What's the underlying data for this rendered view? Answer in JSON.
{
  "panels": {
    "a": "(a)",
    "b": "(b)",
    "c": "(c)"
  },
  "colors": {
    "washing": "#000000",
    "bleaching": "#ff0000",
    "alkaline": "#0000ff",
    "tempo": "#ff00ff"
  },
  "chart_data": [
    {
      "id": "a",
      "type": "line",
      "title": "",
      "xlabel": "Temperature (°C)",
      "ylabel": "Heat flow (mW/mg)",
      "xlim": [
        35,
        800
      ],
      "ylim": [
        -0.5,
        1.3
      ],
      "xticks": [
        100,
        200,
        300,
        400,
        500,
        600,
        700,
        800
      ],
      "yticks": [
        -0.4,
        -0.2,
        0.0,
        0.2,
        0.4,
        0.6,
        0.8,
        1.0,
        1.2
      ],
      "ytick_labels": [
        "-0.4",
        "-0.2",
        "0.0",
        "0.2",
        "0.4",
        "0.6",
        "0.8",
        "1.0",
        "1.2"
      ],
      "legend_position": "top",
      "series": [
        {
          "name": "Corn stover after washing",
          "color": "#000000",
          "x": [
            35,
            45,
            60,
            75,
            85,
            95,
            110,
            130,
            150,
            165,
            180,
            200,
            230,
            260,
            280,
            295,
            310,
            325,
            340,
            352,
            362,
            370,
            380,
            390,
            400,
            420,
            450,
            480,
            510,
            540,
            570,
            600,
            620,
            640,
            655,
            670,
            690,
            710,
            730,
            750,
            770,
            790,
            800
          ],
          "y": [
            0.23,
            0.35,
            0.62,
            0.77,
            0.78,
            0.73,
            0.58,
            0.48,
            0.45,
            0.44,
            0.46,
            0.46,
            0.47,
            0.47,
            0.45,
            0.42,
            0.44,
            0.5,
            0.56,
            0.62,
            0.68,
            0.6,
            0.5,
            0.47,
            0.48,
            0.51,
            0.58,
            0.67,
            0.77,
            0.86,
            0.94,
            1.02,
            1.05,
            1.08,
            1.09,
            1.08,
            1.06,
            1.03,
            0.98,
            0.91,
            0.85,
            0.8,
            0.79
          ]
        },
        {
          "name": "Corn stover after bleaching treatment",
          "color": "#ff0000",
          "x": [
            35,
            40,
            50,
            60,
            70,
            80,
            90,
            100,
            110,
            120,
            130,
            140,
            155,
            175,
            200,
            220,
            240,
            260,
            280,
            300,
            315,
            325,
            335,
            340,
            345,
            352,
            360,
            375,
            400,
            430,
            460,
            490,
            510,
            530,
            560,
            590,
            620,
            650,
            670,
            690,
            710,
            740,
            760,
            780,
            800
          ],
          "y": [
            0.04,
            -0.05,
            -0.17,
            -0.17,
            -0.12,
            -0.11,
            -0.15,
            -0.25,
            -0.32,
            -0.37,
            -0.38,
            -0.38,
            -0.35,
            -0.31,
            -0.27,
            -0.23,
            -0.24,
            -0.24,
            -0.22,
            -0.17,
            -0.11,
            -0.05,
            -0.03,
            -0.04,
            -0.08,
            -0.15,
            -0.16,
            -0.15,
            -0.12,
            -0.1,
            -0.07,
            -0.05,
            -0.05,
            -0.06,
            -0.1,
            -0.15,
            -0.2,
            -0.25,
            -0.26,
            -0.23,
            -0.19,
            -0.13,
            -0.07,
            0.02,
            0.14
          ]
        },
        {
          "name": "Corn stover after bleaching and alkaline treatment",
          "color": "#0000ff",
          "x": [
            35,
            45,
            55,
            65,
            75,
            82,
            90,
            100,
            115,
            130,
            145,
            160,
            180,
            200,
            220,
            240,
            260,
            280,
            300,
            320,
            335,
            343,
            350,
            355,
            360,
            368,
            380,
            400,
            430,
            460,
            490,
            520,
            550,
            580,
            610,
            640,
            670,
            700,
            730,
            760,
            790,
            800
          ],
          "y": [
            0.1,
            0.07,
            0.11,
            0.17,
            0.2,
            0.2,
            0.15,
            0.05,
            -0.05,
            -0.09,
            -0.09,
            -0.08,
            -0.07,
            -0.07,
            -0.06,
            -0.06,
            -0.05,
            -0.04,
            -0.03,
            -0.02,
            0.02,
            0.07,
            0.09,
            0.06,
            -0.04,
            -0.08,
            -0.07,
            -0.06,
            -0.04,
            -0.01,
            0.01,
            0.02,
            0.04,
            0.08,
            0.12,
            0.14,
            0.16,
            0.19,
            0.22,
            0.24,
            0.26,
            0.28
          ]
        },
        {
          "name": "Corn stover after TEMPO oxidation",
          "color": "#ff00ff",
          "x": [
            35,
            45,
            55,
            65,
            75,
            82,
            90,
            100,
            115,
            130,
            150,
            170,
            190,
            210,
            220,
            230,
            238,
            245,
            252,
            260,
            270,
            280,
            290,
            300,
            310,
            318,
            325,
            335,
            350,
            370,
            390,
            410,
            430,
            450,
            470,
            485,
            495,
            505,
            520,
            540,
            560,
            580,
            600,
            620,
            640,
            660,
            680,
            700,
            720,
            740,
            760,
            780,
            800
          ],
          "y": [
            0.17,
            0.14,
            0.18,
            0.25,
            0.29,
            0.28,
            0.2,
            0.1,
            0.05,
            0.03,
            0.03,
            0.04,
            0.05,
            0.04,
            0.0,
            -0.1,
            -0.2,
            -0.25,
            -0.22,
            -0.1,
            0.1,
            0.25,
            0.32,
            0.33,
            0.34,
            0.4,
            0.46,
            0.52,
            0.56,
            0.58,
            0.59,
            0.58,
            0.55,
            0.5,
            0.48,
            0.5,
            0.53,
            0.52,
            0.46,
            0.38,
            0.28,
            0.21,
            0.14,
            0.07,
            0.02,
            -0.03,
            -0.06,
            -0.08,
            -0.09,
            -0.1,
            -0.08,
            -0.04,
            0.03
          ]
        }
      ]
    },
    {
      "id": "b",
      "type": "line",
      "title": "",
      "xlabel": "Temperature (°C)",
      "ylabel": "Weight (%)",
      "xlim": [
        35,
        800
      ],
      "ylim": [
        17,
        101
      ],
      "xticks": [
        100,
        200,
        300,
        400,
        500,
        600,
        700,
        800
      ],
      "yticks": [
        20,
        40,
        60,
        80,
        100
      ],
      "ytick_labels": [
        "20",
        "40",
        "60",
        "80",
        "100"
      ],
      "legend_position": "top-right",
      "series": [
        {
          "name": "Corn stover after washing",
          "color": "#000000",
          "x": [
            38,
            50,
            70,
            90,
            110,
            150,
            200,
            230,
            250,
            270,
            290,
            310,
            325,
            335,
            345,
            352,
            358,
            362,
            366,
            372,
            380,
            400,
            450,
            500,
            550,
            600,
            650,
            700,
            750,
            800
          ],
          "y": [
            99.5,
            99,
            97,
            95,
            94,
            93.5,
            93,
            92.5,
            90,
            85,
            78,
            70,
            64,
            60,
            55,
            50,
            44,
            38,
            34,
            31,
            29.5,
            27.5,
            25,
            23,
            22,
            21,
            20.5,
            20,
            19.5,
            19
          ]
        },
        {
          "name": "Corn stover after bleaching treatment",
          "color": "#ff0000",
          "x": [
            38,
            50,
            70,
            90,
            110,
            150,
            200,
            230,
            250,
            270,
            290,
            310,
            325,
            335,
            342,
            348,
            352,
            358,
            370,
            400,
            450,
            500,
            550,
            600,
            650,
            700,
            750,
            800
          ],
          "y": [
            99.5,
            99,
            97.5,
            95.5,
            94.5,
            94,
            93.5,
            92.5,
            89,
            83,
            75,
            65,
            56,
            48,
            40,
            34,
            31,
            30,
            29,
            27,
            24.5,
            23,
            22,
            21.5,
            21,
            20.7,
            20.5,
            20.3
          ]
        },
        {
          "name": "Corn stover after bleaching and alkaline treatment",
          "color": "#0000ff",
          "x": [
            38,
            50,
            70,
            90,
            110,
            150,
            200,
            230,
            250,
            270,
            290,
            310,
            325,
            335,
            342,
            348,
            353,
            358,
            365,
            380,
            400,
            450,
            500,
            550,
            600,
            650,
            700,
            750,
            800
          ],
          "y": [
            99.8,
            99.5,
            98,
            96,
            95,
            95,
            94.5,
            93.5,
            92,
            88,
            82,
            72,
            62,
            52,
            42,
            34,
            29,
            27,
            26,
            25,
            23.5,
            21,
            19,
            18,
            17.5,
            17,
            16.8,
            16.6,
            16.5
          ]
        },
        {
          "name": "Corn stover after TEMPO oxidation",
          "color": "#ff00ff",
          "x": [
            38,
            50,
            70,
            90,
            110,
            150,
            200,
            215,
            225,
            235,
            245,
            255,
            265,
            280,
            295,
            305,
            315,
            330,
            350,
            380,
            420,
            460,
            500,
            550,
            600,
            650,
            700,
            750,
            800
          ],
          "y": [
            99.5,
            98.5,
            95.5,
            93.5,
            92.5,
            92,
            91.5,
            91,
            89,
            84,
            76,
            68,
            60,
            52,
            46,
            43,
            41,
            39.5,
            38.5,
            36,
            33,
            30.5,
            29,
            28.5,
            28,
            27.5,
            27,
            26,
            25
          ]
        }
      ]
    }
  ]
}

**WHAT YOU WILL DO**
State how many lines of the material contain the string "ylabel", with no other words.

**RESPONSE TO THE EXERCISE**
2